----- Documento de origem -----

A Grande Viagem de Merlin

A Grande Viagem de Merlin

1995

O título deste espetáculo, idealizado pelo diretor Ricardo Karman e o artista multimídia Otávio Donasci, era a tradução perfeita do que ele representou. Uma viagem que tinha início no número 1.530 da avenida Sumaré, no bairro de Perdizes (SP), seguia por meia hora por uma estrada e culminava 65 quilômetros depois nos arredores do município paulista de Jundiaí. Tudo começava numa fictícia agência de turismo, onde os trinta expedicionários por sessão calçavam botas de borracha e escolhiam para amarrar no pulso uma fitinha verde (mais interatividade) ou uma fitinha vermelha (só observação). Isso significava que ninguém seria submetido a uma participação compulsória.


Com elementos reais, simbólicos e mágicos, a história do milenar mito celta de Merlin e sua paixão pela jovem Nynianne estava prestes a ganhar vida. A versão da lenda adotada foi a do livro A História do Mago Merlin (1803), de Dorothea e Friedrich Schlegel, e o roteiro adicionou ainda uma série de outros excertos. Além da dramaturgia de Luís Alberto de Abreu, a obra bebeu da fonte de João Guimarães Rosa, Platão, Camille Paglia, Oscar Wilde, Taliesin e de provérbios da filosofia sufi. Um poema de Konstantinos Kavafis era lido ao final por algum participante.


Enfim embarcados em uma carreta-instalação multimídia, e acomodados em cadeirinhas suspensas por molas no teto, os passageiros já mergulhavam em um mundo completamente desconhecido e, só na aparência, sem sentido. A primeira experiência soava provocante. Em poucos minutos, em completa escuridão, já ouviam vozes que sussuravam em seus ouvidos fragmentos de histórias picantes e sensuais. Inesperadamente a ação era abortada pela presença de uma videocriatura, cujo feto aterrorizante passava a relatar os acontecimentos futuros. 


O primeiro palco da aventura transcorria em meio a um aterro sanitário instalado no quilômetro 27 da rodovia dos Bandeirantes, berço do nascimento do mago, ocorrido em meio a torres de concreto e labaredas de até cinco metros de altura. Nesse cenário surreal e diabólico, na parte isolada do lixo e já coberta pela vegetação, zumbis aglomeravam-se com os viajantes por um enorme descampado. Ali ofereciam-lhes vivências inesperadas, solitárias ou em pequenos grupos, como ser enterrado em um ermo cemitério dentro de um caixão real ou carregar em uma procissão religiosa um "saco de pecados". A plenos pulmões, esta sacola vociferava pragas e palavrões que aturdiam seus carregadores. O explorador podia ser também trancado em uma jaula que abrigava um selvagem humano, macho ou fêmea, completamente nu.


Na sequência, 35 quilômetros à frente e agora em ônibus de turismo convencional, todos desembarcavam nas ruínas do teatro Polytheama (hoje restaurado), no centro de Jundiaí, uma construção com então quase 85 anos de existência. Nesta espécie de castelo medieval, passagens subterrâneas sombrias levavam os aventureiros a espreitarem batalhas sangrentas e jogos de sedução. No salão principal, celebrava-se a vitória do rei Uther Pendragon e, ao som de uma valsa de Strauss, os convidados dançavam com o elenco vestido de gala.

-----

Requisitos do exercício:
1/ Diga se cada afirmação concorda com o texto sobre A Grande Viagem de Merlin e cite as palavras exatas que decidem: (a) A viagem começava na avenida Sumaré. (b) Na carreta, os passageiros ficavam em cadeiras presas ao chão. (c) O poema lido ao final era de Oscar Wilde.
2/ Reproduza literalmente o trecho do texto sobre A Grande Viagem de Merlin que começa em "O primeiro palco" e termina em "fêmea, completamente nu.".
Baseie-se apenas no texto sobre A Grande Viagem de Merlin.

----- Dados apresentados -----

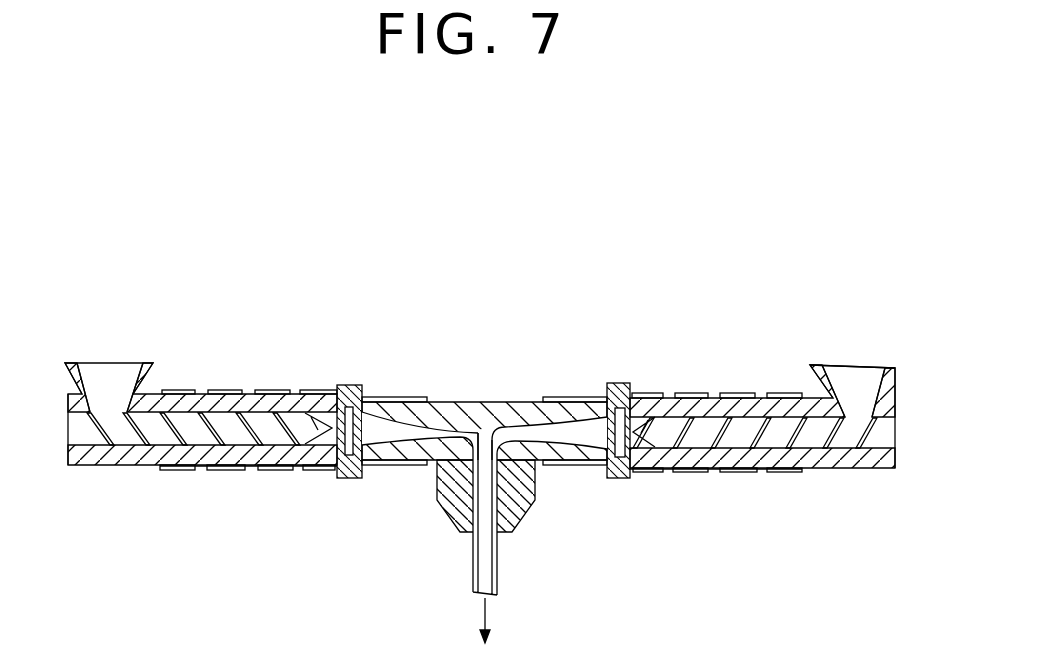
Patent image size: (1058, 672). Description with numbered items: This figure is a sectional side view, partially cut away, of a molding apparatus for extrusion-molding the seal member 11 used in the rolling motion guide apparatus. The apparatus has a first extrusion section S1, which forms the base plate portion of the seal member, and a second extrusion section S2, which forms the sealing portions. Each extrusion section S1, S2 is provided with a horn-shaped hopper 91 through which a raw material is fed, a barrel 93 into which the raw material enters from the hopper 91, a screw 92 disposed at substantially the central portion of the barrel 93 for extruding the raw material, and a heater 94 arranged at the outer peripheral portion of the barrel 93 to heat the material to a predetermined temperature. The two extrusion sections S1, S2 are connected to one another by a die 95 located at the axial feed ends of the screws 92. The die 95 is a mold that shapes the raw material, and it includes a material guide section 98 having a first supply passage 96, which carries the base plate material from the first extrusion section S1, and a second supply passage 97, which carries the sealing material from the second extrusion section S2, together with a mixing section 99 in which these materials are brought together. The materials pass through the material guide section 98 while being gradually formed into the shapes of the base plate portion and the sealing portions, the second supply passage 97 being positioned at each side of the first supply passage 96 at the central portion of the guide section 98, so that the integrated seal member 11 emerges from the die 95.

-----

Respostas resolvidas:
1/
(a) Sim: "Uma viagem que tinha início no número 1.530 da avenida Sumaré".
(b) Não: "acomodados em cadeirinhas suspensas por molas no teto".
(c) Não: "Um poema de Konstantinos Kavafis era lido ao final por algum participante."

2/
O primeiro palco da aventura transcorria em meio a um aterro sanitário instalado no quilômetro 27 da rodovia dos Bandeirantes, berço do nascimento do mago, ocorrido em meio a torres de concreto e labaredas de até cinco metros de altura. Nesse cenário surreal e diabólico, na parte isolada do lixo e já coberta pela vegetação, zumbis aglomeravam-se com os viajantes por um enorme descampado. Ali ofereciam-lhes vivências inesperadas, solitárias ou em pequenos grupos, como ser enterrado em um ermo cemitério dentro de um caixão real ou carregar em uma procissão religiosa um "saco de pecados". A plenos pulmões, esta sacola vociferava pragas e palavrões que aturdiam seus carregadores. O explorador podia ser também trancado em uma jaula que abrigava um selvagem humano, macho ou fêmea, completamente nu.